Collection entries

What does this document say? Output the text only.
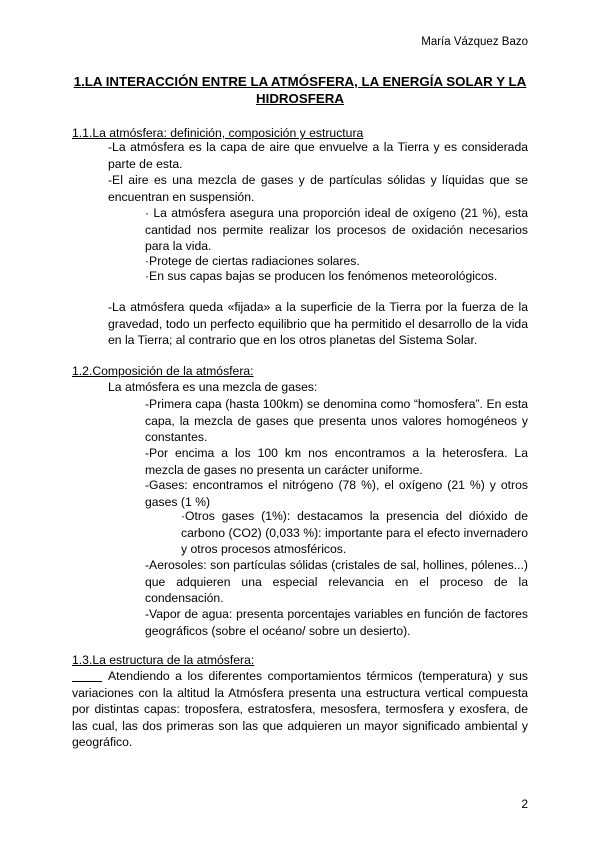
María Vázquez Bazo
1.LA INTERACCIÓN ENTRE LA ATMÓSFERA, LA ENERGÍA SOLAR Y LA HIDROSFERA
1.1.La atmósfera: definición, composición y estructura
-La atmósfera es la capa de aire que envuelve a la Tierra y es considerada parte de esta.
-El aire es una mezcla de gases y de partículas sólidas y líquidas que se encuentran en suspensión.
· La atmósfera asegura una proporción ideal de oxígeno (21 %), esta cantidad nos permite realizar los procesos de oxidación necesarios para la vida.
·Protege de ciertas radiaciones solares.
·En sus capas bajas se producen los fenómenos meteorológicos.
-La atmósfera queda «fijada» a la superficie de la Tierra por la fuerza de la gravedad, todo un perfecto equilibrio que ha permitido el desarrollo de la vida en la Tierra; al contrario que en los otros planetas del Sistema Solar.
1.2.Composición de la atmósfera:
La atmósfera es una mezcla de gases:
-Primera capa (hasta 100km) se denomina como “homosfera”. En esta capa, la mezcla de gases que presenta unos valores homogéneos y constantes.
-Por encima a los 100 km nos encontramos a la heterosfera. La mezcla de gases no presenta un carácter uniforme.
-Gases: encontramos el nitrógeno (78 %), el oxígeno (21 %) y otros gases (1 %)
·Otros gases (1%): destacamos la presencia del dióxido de carbono (CO2) (0,033 %): importante para el efecto invernadero y otros procesos atmosféricos.
-Aerosoles: son partículas sólidas (cristales de sal, hollines, pólenes...) que adquieren una especial relevancia en el proceso de la condensación.
-Vapor de agua: presenta porcentajes variables en función de factores geográficos (sobre el océano/ sobre un desierto).
1.3.La estructura de la atmósfera:
Atendiendo a los diferentes comportamientos térmicos (temperatura) y sus variaciones con la altitud la Atmósfera presenta una estructura vertical compuesta por distintas capas: troposfera, estratosfera, mesosfera, termosfera y exosfera, de las cual, las dos primeras son las que adquieren un mayor significado ambiental y geográfico.
2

**SHORT TASK**.
Reproduce the records verbatim, omitting all images they contain.

**EXERCISE ANSWER**.
What does this document say? Output the text only.
María Vázquez Bazo
1.LA INTERACCIÓN ENTRE LA ATMÓSFERA, LA ENERGÍA SOLAR Y LA HIDROSFERA
1.1.La atmósfera: definición, composición y estructura
-La atmósfera es la capa de aire que envuelve a la Tierra y es considerada parte de esta.
-El aire es una mezcla de gases y de partículas sólidas y líquidas que se encuentran en suspensión.
· La atmósfera asegura una proporción ideal de oxígeno (21 %), esta cantidad nos permite realizar los procesos de oxidación necesarios para la vida.
·Protege de ciertas radiaciones solares.
·En sus capas bajas se producen los fenómenos meteorológicos.
-La atmósfera queda «fijada» a la superficie de la Tierra por la fuerza de la gravedad, todo un perfecto equilibrio que ha permitido el desarrollo de la vida en la Tierra; al contrario que en los otros planetas del Sistema Solar.
1.2.Composición de la atmósfera:
La atmósfera es una mezcla de gases:
-Primera capa (hasta 100km) se denomina como “homosfera”. En esta capa, la mezcla de gases que presenta unos valores homogéneos y constantes.
-Por encima a los 100 km nos encontramos a la heterosfera. La mezcla de gases no presenta un carácter uniforme.
-Gases: encontramos el nitrógeno (78 %), el oxígeno (21 %) y otros gases (1 %)
·Otros gases (1%): destacamos la presencia del dióxido de carbono (CO2) (0,033 %): importante para el efecto invernadero y otros procesos atmosféricos.
-Aerosoles: son partículas sólidas (cristales de sal, hollines, pólenes...) que adquieren una especial relevancia en el proceso de la condensación.
-Vapor de agua: presenta porcentajes variables en función de factores geográficos (sobre el océano/ sobre un desierto).
1.3.La estructura de la atmósfera:
Atendiendo a los diferentes comportamientos térmicos (temperatura) y sus variaciones con la altitud la Atmósfera presenta una estructura vertical compuesta por distintas capas: troposfera, estratosfera, mesosfera, termosfera y exosfera, de las cual, las dos primeras son las que adquieren un mayor significado ambiental y geográfico.
2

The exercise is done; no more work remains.